## Prompt
Search the listing for "name" and copy every line where it appears.

— Begin The input —

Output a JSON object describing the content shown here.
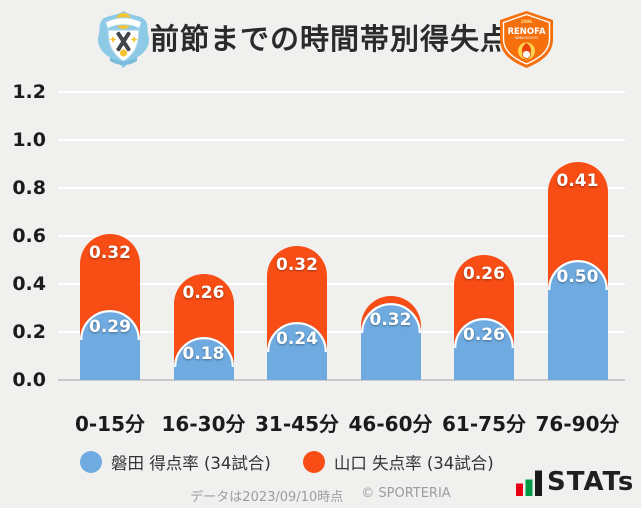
{
  "header": {
    "title": "前節までの時間帯別得失点率",
    "home_logo": "ジュビロ磐田",
    "away_logo": "レノファ山口FC",
    "away_logo_text": {
      "year": "2006",
      "name": "RENOFA",
      "sub": "YAMAGUCHI FC"
    }
  },
  "chart_data": {
    "type": "bar",
    "stacked": true,
    "title": "前節までの時間帯別得失点率",
    "categories": [
      "0-15分",
      "16-30分",
      "31-45分",
      "46-60分",
      "61-75分",
      "76-90分"
    ],
    "series": [
      {
        "name": "磐田 得点率 (34試合)",
        "color": "#6FABE0",
        "values": [
          0.29,
          0.18,
          0.24,
          0.32,
          0.26,
          0.5
        ],
        "data_labels": [
          "0.29",
          "0.18",
          "0.24",
          "0.32",
          "0.26",
          "0.50"
        ]
      },
      {
        "name": "山口 失点率 (34試合)",
        "color": "#F84D15",
        "values": [
          0.32,
          0.26,
          0.32,
          0.03,
          0.26,
          0.41
        ],
        "data_labels": [
          "0.32",
          "0.26",
          "0.32",
          "",
          "0.26",
          "0.41"
        ]
      }
    ],
    "y_ticks": [
      "0.0",
      "0.2",
      "0.4",
      "0.6",
      "0.8",
      "1.0",
      "1.2"
    ],
    "ylim": [
      0,
      1.2
    ],
    "grid": true,
    "legend_position": "bottom"
  },
  "legend": {
    "items": [
      {
        "label": "磐田 得点率 (34試合)",
        "color": "#6FABE0"
      },
      {
        "label": "山口 失点率 (34試合)",
        "color": "#F84D15"
      }
    ]
  },
  "footer": {
    "data_note": "データは2023/09/10時点",
    "copyright": "© SPORTERIA",
    "brand": "STATs",
    "brand_colors": {
      "red": "#E60012",
      "green": "#009944",
      "black": "#1A1A1A"
    }
  },
  "colors": {
    "background": "#F0F0EF",
    "gridline": "#FFFFFF",
    "baseline": "#C9C9C9",
    "bar_blue": "#6FABE0",
    "bar_orange": "#F84D15",
    "title_text": "#2B2B2B",
    "axis_text": "#1C1C1C",
    "legend_text": "#333333",
    "footer_text": "#9D9D9D"
  }
}
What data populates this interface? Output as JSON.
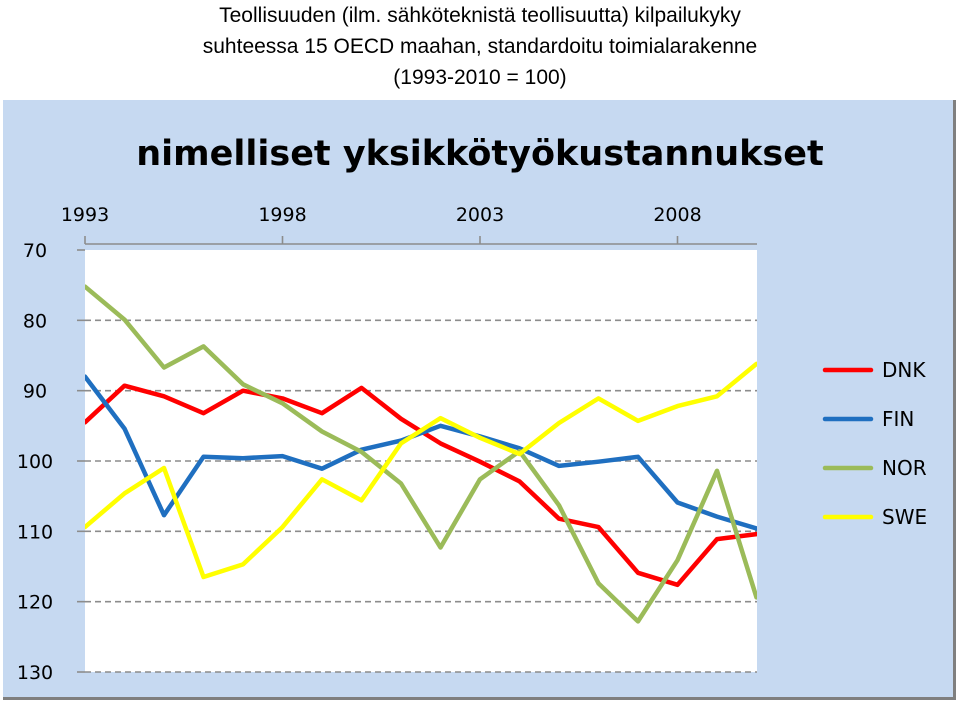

— End The input —

## Task output
      "name": "RENOFA",
        "name": "磐田 得点率 (34試合)",
        "name": "山口 失点率 (34試合)",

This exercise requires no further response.